== Stored items ==
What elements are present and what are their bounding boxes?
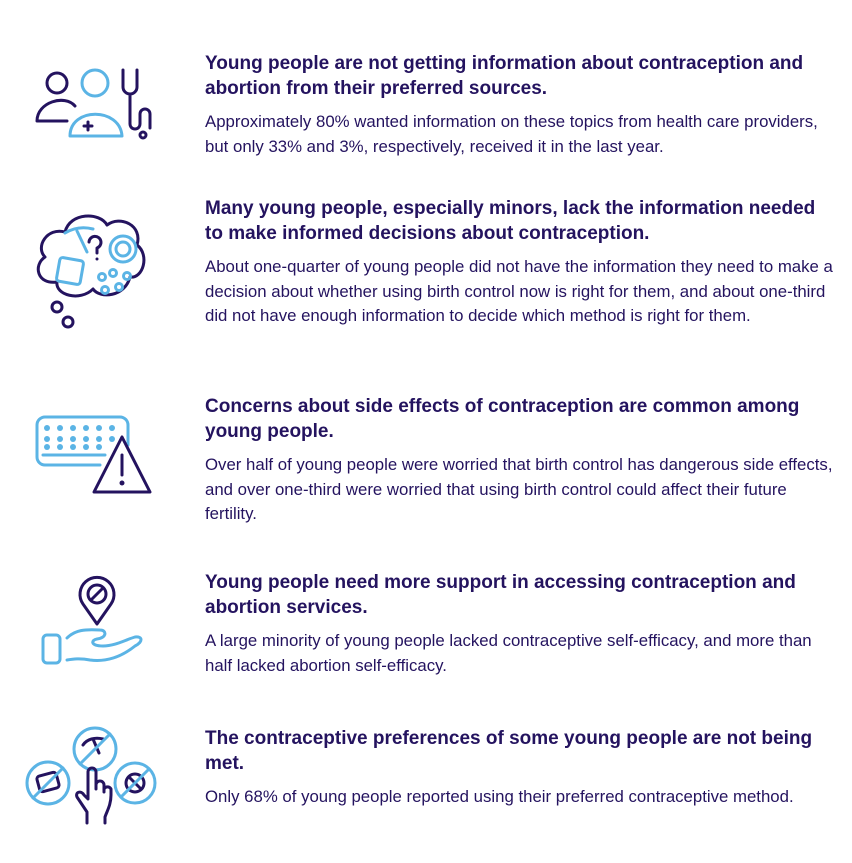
finding-body: Approximately 80% wanted information on …	[205, 112, 818, 156]
finding-heading: Young people are not getting information…	[205, 53, 804, 99]
finding-heading: Concerns about side effects of contracep…	[205, 396, 800, 442]
finding-body: Only 68% of young people reported using …	[205, 787, 794, 806]
finding-heading: Many young people, especially minors, la…	[205, 198, 816, 244]
finding-body: Over half of young people were worried t…	[205, 455, 833, 523]
finding-heading: The contraceptive preferences of some yo…	[205, 728, 813, 774]
hand-choosing-methods-icon	[25, 726, 160, 837]
finding-body: A large minority of young people lacked …	[205, 631, 812, 675]
pill-pack-warning-icon	[25, 415, 160, 527]
finding-heading: Young people need more support in access…	[205, 572, 796, 618]
finding-body: About one-quarter of young people did no…	[205, 257, 833, 325]
thought-cloud-question-icon	[25, 207, 160, 329]
health-care-provider-icon	[25, 62, 160, 172]
hand-location-pin-icon	[25, 574, 160, 684]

== What you should do ==
Render every line of the entries above as a Markdown table, with the number in a column headed Row and the text in a column headed Line, and skip any blank lines. Leave the pictures out.

== Task solution ==
| Row | Line |
|---|---|
| 1 | What elements are present and what are their bounding boxes? |
| 2 | finding-body: Approximately 80% wanted information on …	[205, 112, 818, 156] |
| 3 | finding-heading: Young people are not getting information…	[205, 53, 804, 99] |
| 4 | finding-heading: Concerns about side effects of contracep…	[205, 396, 800, 442] |
| 5 | finding-body: Only 68% of young people reported using …	[205, 787, 794, 806] |
| 6 | finding-heading: Many young people, especially minors, la…	[205, 198, 816, 244] |
| 7 | finding-body: Over half of young people were worried t…	[205, 455, 833, 523] |
| 8 | finding-heading: The contraceptive preferences of some yo…	[205, 728, 813, 774] |
| 9 | hand-choosing-methods-icon	[25, 726, 160, 837] |
| 10 | finding-body: A large minority of young people lacked …	[205, 631, 812, 675] |
| 11 | pill-pack-warning-icon	[25, 415, 160, 527] |
| 12 | finding-heading: Young people need more support in access…	[205, 572, 796, 618] |
| 13 | finding-body: About one-quarter of young people did no…	[205, 257, 833, 325] |
| 14 | thought-cloud-question-icon	[25, 207, 160, 329] |
| 15 | health-care-provider-icon	[25, 62, 160, 172] |
| 16 | hand-location-pin-icon	[25, 574, 160, 684] |